Images excluded, repeat each entry below exactly.

(Stored items)
□ □ □ □

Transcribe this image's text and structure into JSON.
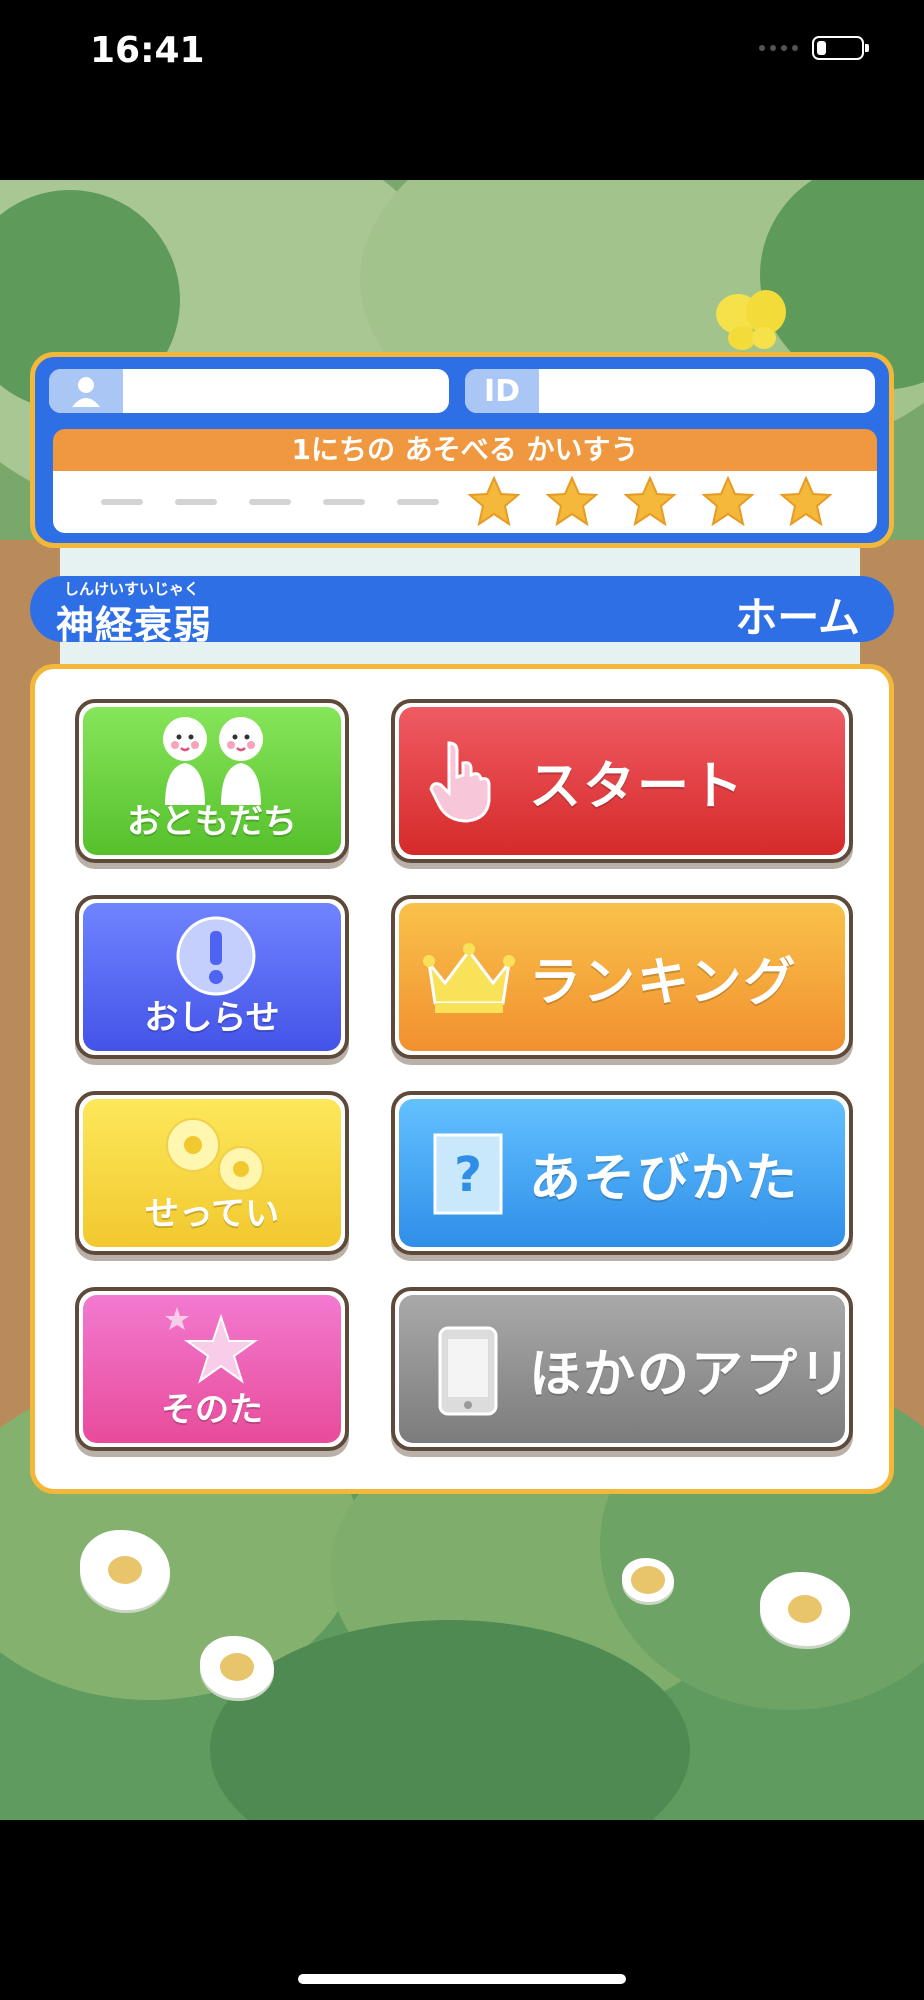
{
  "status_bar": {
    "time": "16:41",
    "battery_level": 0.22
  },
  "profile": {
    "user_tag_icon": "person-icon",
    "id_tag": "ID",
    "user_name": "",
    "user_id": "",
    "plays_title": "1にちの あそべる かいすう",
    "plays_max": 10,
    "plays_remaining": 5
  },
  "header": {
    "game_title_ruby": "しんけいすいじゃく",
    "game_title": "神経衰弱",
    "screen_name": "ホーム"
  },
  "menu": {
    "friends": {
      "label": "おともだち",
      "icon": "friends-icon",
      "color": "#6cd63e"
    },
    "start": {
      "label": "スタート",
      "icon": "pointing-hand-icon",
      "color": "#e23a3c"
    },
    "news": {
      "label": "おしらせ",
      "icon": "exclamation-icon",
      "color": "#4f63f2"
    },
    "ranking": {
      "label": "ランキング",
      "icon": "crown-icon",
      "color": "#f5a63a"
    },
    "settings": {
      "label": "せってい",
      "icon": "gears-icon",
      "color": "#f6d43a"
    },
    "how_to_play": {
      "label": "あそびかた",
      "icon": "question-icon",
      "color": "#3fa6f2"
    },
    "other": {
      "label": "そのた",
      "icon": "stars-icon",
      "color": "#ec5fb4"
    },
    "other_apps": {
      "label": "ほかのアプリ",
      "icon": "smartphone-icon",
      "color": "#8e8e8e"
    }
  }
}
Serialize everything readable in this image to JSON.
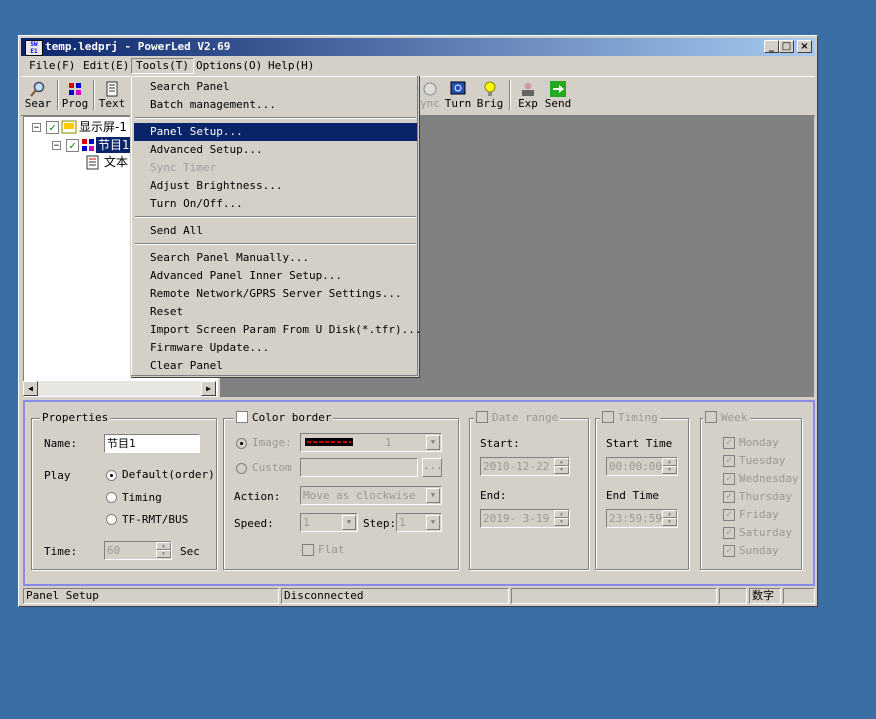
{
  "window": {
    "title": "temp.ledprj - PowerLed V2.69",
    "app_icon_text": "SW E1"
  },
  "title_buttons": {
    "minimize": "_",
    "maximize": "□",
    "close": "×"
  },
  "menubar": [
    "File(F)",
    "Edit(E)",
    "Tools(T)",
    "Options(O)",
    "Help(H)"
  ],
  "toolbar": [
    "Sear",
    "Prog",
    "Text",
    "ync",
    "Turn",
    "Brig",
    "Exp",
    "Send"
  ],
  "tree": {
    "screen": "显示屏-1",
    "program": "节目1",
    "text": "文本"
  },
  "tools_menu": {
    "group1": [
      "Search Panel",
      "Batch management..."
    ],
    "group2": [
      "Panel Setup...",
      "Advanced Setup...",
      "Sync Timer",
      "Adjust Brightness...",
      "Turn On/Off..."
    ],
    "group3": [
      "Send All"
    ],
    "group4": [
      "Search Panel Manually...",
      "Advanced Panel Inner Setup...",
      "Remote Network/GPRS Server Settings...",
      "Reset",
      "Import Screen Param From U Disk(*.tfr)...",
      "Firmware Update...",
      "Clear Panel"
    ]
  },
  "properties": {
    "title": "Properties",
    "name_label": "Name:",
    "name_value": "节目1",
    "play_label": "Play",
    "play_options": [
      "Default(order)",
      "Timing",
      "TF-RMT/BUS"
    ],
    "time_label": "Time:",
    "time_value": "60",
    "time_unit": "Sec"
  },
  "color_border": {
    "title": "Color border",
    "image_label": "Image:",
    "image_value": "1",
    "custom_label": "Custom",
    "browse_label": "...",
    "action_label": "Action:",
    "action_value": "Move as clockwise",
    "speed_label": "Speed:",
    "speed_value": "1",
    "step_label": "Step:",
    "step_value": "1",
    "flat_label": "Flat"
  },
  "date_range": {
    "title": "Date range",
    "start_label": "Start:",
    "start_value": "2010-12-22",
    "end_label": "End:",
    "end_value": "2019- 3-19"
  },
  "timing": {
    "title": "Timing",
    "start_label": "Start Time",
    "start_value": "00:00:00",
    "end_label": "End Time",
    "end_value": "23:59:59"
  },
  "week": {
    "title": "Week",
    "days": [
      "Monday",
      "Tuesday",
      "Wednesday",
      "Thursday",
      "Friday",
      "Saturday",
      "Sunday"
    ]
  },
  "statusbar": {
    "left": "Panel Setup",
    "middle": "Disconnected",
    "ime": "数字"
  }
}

□ □ □ □

WRITTEN RESPONSE
Transcribe this image's text and structure into JSON.
{
  "status_bar": {
    "time": "16:41",
    "battery_level": 0.22
  },
  "profile": {
    "user_tag_icon": "person-icon",
    "id_tag": "ID",
    "user_name": "",
    "user_id": "",
    "plays_title": "1にちの あそべる かいすう",
    "plays_max": 10,
    "plays_remaining": 5
  },
  "header": {
    "game_title_ruby": "しんけいすいじゃく",
    "game_title": "神経衰弱",
    "screen_name": "ホーム"
  },
  "menu": {
    "friends": {
      "label": "おともだち",
      "icon": "friends-icon",
      "color": "#6cd63e"
    },
    "start": {
      "label": "スタート",
      "icon": "pointing-hand-icon",
      "color": "#e23a3c"
    },
    "news": {
      "label": "おしらせ",
      "icon": "exclamation-icon",
      "color": "#4f63f2"
    },
    "ranking": {
      "label": "ランキング",
      "icon": "crown-icon",
      "color": "#f5a63a"
    },
    "settings": {
      "label": "せってい",
      "icon": "gears-icon",
      "color": "#f6d43a"
    },
    "how_to_play": {
      "label": "あそびかた",
      "icon": "question-icon",
      "color": "#3fa6f2"
    },
    "other": {
      "label": "そのた",
      "icon": "stars-icon",
      "color": "#ec5fb4"
    },
    "other_apps": {
      "label": "ほかのアプリ",
      "icon": "smartphone-icon",
      "color": "#8e8e8e"
    }
  }
}
Serialize everything readable in this image to JSON.
{
  "window": {
    "title": "temp.ledprj - PowerLed V2.69",
    "app_icon_text": "SW E1"
  },
  "title_buttons": {
    "minimize": "_",
    "maximize": "□",
    "close": "×"
  },
  "menubar": [
    "File(F)",
    "Edit(E)",
    "Tools(T)",
    "Options(O)",
    "Help(H)"
  ],
  "toolbar": [
    "Sear",
    "Prog",
    "Text",
    "ync",
    "Turn",
    "Brig",
    "Exp",
    "Send"
  ],
  "tree": {
    "screen": "显示屏-1",
    "program": "节目1",
    "text": "文本"
  },
  "tools_menu": {
    "group1": [
      "Search Panel",
      "Batch management..."
    ],
    "group2": [
      "Panel Setup...",
      "Advanced Setup...",
      "Sync Timer",
      "Adjust Brightness...",
      "Turn On/Off..."
    ],
    "group3": [
      "Send All"
    ],
    "group4": [
      "Search Panel Manually...",
      "Advanced Panel Inner Setup...",
      "Remote Network/GPRS Server Settings...",
      "Reset",
      "Import Screen Param From U Disk(*.tfr)...",
      "Firmware Update...",
      "Clear Panel"
    ]
  },
  "properties": {
    "title": "Properties",
    "name_label": "Name:",
    "name_value": "节目1",
    "play_label": "Play",
    "play_options": [
      "Default(order)",
      "Timing",
      "TF-RMT/BUS"
    ],
    "time_label": "Time:",
    "time_value": "60",
    "time_unit": "Sec"
  },
  "color_border": {
    "title": "Color border",
    "image_label": "Image:",
    "image_value": "1",
    "custom_label": "Custom",
    "browse_label": "...",
    "action_label": "Action:",
    "action_value": "Move as clockwise",
    "speed_label": "Speed:",
    "speed_value": "1",
    "step_label": "Step:",
    "step_value": "1",
    "flat_label": "Flat"
  },
  "date_range": {
    "title": "Date range",
    "start_label": "Start:",
    "start_value": "2010-12-22",
    "end_label": "End:",
    "end_value": "2019- 3-19"
  },
  "timing": {
    "title": "Timing",
    "start_label": "Start Time",
    "start_value": "00:00:00",
    "end_label": "End Time",
    "end_value": "23:59:59"
  },
  "week": {
    "title": "Week",
    "days": [
      "Monday",
      "Tuesday",
      "Wednesday",
      "Thursday",
      "Friday",
      "Saturday",
      "Sunday"
    ]
  },
  "statusbar": {
    "left": "Panel Setup",
    "middle": "Disconnected",
    "ime": "数字"
  }
}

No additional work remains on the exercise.